→ Objective A: In the banking proposal, what reserve requirement is listed for banks?

→ Extract:

I copied the following from someone at the dailypaul:
"A "bank" should not be a place where someone can give away fictional money.
It should be a warehouse to facilitate transfer over distance and time.
It should function SOLELY as a clearinghouse for such transfer orders. (aka - deposits, withdrawals, and payments to others)
Anything else should be classified as some sort of investment firm or savings institution.
Banking should be separate from investments and savings.
No bank should be allowed to speculate with depositors money.
Lending is investment/speculation. It should not be possible to go to a bank and get a loan.
Want a loan? Go to an investment/speculation institution.
Want to save and earn a reasonable safe return? Deposit into an thrift institution.
Want to take the gable at making a killing financing the "next big thing?" Deposit into an speculation institution.
I see three basic categories:
- Banks (aka warehouses/clearinghouses for deposits, withdrawals and payments)
- no loans allowed
- 100% reserve requirement
- non-interest bearing accounts only
- reasonable storage and transaction fees may be charged
- May have different subtypes such as:
- Money Bank
- Land Bank
- Seed Bank
- Food Bank
- etc. (no end to creativity here)
- Thrifts (aka savings institutions)
- may make very safe loans using deposits only
- strict reserve requirements and withdrawal restrictions. (the deposits are to be expected to be loaned out somewhat to earn a return so we want to protect against runs that threaten that)
- Also lending guidelines must require equal collateral
- Institution shares actual profits with depositors pro-rated to the value of their deposit.
- Interest is payable in either productive percentage or money at the discretion of the depositor.
- Loan portfolio MUST be approved or agreed upon by depositor - i.e. a depositor can decide what enterprise sectors their money can be loaned for. (May also offer the option of letting the depositor, if the entirety of the loan funds could come from one account, to approve or reject the loan personally)
- NO FEES - at least not for storage. Some reasonable transaction fees may be possible for transfers out of the Thrift into a Bank or Speculator
- PAYMENTS ARE NOT POSSIBLE - this is NOT a clearinghouse for payments to others. It is a savings and loaning institution ONLY.
- Speculators (aka investment institutions)
- may make riskier loans for longer terms than Thrifts, but also pay depositors a higher return on those loans. Also, using ONLY deposits for loans.
- have lower reserve requirements
- hardly any allowance for withdrawal (more may be loaned out for longer, thus less available for easy withdrawal. The point here is to earn a return, not have easy access to funds)
- Institution splits actual profit with depositors pro-rated to their deposit value.
- Collateral may or may not be required for loans, regulations may be more lax - this is a "at your own risk" sort of institution with a potentially high payoff or loss in any given period.
- Interest is payable in either productive percentage or money at discretion of depositor.
- All loans handled by institution, but loans may be pre-directed by depositors similar to a mutual fund system.
- PAYMENTS ARE NOT POSSIBLE - this is NOT a clearinghouse for payments to others. It is a speculating institution ONLY.

→ Input rows:

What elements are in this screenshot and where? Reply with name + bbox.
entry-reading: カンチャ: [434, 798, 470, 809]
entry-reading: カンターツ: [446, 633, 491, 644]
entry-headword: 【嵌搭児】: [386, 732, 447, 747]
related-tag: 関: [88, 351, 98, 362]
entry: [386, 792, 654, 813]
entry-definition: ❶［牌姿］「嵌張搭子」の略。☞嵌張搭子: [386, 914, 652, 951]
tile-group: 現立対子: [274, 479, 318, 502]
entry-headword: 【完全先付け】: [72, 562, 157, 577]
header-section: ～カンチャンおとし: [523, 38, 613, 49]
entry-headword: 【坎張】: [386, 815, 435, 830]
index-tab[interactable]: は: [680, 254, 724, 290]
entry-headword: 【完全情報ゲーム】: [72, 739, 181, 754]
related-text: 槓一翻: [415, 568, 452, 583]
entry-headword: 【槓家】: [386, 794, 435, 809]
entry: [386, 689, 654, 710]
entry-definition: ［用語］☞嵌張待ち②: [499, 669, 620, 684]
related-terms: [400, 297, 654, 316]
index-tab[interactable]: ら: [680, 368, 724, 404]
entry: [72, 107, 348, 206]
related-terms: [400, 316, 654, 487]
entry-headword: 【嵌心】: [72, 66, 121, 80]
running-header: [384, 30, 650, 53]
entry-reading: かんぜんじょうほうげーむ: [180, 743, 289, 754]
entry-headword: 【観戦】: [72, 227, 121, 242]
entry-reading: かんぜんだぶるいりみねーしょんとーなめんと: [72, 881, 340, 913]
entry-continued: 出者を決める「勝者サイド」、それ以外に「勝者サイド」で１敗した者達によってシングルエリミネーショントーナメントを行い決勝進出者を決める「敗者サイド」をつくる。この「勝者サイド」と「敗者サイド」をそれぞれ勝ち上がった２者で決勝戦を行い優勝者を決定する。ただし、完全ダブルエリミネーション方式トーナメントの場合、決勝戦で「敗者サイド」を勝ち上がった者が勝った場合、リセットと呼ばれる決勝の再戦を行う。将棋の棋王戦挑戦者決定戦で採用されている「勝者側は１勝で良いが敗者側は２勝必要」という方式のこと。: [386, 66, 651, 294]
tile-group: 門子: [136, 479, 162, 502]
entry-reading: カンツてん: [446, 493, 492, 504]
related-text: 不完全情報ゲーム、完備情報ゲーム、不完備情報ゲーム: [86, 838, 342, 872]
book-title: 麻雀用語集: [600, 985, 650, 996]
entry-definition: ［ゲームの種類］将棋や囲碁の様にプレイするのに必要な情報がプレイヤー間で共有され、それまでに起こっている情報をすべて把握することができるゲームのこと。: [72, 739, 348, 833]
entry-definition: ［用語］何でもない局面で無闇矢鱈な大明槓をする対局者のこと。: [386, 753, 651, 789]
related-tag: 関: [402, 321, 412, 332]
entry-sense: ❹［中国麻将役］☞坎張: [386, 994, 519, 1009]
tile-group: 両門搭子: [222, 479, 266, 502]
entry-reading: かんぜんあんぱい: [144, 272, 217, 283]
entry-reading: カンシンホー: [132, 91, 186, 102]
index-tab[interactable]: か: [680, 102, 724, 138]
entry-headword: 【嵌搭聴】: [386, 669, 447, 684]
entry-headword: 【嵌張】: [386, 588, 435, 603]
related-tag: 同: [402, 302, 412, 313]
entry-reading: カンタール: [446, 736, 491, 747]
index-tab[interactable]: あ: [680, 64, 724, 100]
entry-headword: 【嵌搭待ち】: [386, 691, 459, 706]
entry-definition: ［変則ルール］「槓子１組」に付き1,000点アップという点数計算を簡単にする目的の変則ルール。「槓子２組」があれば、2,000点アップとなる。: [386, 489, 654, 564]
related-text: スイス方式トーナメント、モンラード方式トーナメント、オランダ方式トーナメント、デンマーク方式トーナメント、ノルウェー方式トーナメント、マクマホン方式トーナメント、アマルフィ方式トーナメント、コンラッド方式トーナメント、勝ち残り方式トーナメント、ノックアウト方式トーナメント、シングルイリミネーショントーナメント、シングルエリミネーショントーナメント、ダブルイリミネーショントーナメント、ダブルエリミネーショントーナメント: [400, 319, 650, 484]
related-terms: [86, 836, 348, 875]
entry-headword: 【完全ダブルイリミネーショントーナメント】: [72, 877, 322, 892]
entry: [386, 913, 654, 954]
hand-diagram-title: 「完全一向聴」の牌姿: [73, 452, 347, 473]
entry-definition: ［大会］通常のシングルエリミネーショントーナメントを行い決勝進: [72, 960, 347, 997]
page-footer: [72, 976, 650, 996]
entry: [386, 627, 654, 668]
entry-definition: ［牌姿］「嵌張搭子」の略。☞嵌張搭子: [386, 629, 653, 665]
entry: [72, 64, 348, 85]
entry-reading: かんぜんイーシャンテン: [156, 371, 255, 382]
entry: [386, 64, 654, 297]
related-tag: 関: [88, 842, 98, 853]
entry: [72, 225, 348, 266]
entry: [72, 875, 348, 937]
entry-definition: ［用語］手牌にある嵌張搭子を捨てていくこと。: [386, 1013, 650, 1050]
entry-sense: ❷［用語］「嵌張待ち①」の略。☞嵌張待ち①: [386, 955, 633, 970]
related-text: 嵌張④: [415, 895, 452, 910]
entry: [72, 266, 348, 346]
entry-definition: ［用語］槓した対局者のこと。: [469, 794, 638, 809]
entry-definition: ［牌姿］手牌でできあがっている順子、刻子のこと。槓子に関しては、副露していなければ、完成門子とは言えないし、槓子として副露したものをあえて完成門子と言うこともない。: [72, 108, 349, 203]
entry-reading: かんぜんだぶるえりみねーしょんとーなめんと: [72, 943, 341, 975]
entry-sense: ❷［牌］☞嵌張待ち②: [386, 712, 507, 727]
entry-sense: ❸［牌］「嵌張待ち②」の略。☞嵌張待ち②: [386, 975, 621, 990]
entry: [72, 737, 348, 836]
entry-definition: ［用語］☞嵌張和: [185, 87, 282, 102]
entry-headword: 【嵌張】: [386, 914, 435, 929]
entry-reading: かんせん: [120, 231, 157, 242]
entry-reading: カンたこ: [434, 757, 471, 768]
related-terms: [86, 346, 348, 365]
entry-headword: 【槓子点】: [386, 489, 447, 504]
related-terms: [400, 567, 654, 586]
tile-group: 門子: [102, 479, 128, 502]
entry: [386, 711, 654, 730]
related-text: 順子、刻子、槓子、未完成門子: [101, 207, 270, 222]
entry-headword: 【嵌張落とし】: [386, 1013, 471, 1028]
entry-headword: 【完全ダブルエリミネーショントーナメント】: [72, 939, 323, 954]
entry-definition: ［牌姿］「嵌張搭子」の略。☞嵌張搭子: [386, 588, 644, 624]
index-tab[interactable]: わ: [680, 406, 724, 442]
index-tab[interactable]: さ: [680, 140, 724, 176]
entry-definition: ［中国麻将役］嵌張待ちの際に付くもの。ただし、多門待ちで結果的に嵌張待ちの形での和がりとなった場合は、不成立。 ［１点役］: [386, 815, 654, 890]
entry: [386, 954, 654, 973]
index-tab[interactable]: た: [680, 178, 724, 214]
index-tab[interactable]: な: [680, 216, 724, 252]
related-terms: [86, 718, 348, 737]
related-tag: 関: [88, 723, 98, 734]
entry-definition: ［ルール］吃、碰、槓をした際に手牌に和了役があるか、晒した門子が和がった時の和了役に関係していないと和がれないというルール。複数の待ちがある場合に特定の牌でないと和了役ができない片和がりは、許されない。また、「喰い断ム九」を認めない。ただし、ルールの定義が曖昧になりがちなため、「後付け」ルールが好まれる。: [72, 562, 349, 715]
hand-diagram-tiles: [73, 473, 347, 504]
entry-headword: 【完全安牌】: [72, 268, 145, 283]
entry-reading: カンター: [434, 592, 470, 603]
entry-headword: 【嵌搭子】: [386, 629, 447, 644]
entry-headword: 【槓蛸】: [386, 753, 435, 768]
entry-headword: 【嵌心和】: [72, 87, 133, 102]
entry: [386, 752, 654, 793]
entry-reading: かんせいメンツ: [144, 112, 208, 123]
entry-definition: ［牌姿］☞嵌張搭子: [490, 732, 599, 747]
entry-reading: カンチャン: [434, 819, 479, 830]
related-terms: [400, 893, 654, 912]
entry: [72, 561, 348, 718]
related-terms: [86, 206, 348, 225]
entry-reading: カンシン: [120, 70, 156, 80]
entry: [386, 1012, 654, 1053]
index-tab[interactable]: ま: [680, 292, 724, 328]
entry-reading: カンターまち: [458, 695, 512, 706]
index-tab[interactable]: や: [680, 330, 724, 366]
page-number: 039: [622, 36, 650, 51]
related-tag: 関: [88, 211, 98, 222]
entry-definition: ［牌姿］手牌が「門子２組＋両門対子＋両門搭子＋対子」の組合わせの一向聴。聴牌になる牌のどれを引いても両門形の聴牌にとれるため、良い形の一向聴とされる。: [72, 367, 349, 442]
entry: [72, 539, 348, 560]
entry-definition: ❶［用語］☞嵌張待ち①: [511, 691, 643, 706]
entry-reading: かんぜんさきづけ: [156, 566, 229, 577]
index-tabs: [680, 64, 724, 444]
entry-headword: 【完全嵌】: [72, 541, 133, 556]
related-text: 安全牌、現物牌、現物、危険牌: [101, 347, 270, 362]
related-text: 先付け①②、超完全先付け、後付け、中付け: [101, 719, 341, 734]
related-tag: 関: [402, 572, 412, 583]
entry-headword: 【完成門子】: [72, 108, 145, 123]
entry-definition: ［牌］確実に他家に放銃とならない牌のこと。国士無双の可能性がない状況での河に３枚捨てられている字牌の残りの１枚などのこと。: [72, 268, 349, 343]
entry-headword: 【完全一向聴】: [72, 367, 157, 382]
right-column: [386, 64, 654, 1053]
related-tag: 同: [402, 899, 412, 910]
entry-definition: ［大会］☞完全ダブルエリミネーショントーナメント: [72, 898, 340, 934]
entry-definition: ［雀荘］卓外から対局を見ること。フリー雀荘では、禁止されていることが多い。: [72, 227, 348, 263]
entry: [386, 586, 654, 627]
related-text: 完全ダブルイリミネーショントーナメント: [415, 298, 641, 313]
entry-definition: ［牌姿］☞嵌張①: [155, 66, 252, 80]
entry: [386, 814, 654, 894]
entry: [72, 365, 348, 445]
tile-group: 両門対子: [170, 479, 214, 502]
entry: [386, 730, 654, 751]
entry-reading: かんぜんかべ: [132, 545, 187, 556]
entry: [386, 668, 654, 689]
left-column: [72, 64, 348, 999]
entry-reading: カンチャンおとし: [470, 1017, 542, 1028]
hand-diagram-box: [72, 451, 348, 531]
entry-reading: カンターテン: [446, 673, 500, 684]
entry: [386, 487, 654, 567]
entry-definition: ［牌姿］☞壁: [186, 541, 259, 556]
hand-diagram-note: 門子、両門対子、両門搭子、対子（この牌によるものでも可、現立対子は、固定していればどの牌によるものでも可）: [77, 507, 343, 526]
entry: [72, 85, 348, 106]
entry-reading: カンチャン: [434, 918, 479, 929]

→ Objective B: Rewrite the rows from the first one through the row containing "related-text: 不完全情報ゲーム、完備情報ゲーム、不完備情報ゲーム: [86, 838, 342, 872]", changing "related-tag" to "related-label" and leaving everything else the same.

→ Full answer A: A 100% reserve requirement.

→ Full answer B:
What elements are in this screenshot and where? Reply with name + bbox.
entry-reading: カンチャ: [434, 798, 470, 809]
entry-reading: カンターツ: [446, 633, 491, 644]
entry-headword: 【嵌搭児】: [386, 732, 447, 747]
related-label: 関: [88, 351, 98, 362]
entry: [386, 792, 654, 813]
entry-definition: ❶［牌姿］「嵌張搭子」の略。☞嵌張搭子: [386, 914, 652, 951]
tile-group: 現立対子: [274, 479, 318, 502]
entry-headword: 【完全先付け】: [72, 562, 157, 577]
header-section: ～カンチャンおとし: [523, 38, 613, 49]
entry-headword: 【坎張】: [386, 815, 435, 830]
index-tab[interactable]: は: [680, 254, 724, 290]
entry-headword: 【完全情報ゲーム】: [72, 739, 181, 754]
related-text: 槓一翻: [415, 568, 452, 583]
entry-headword: 【槓家】: [386, 794, 435, 809]
entry: [386, 689, 654, 710]
entry-definition: ［用語］☞嵌張待ち②: [499, 669, 620, 684]
related-terms: [400, 297, 654, 316]
index-tab[interactable]: ら: [680, 368, 724, 404]
entry: [72, 107, 348, 206]
related-terms: [400, 316, 654, 487]
entry-headword: 【嵌心】: [72, 66, 121, 80]
running-header: [384, 30, 650, 53]
entry-reading: かんぜんじょうほうげーむ: [180, 743, 289, 754]
entry-headword: 【観戦】: [72, 227, 121, 242]
entry-reading: かんぜんだぶるいりみねーしょんとーなめんと: [72, 881, 340, 913]
entry-continued: 出者を決める「勝者サイド」、それ以外に「勝者サイド」で１敗した者達によってシングルエリミネーショントーナメントを行い決勝進出者を決める「敗者サイド」をつくる。この「勝者サイド」と「敗者サイド」をそれぞれ勝ち上がった２者で決勝戦を行い優勝者を決定する。ただし、完全ダブルエリミネーション方式トーナメントの場合、決勝戦で「敗者サイド」を勝ち上がった者が勝った場合、リセットと呼ばれる決勝の再戦を行う。将棋の棋王戦挑戦者決定戦で採用されている「勝者側は１勝で良いが敗者側は２勝必要」という方式のこと。: [386, 66, 651, 294]
tile-group: 門子: [136, 479, 162, 502]
entry-reading: カンツてん: [446, 493, 492, 504]
related-text: 不完全情報ゲーム、完備情報ゲーム、不完備情報ゲーム: [86, 838, 342, 872]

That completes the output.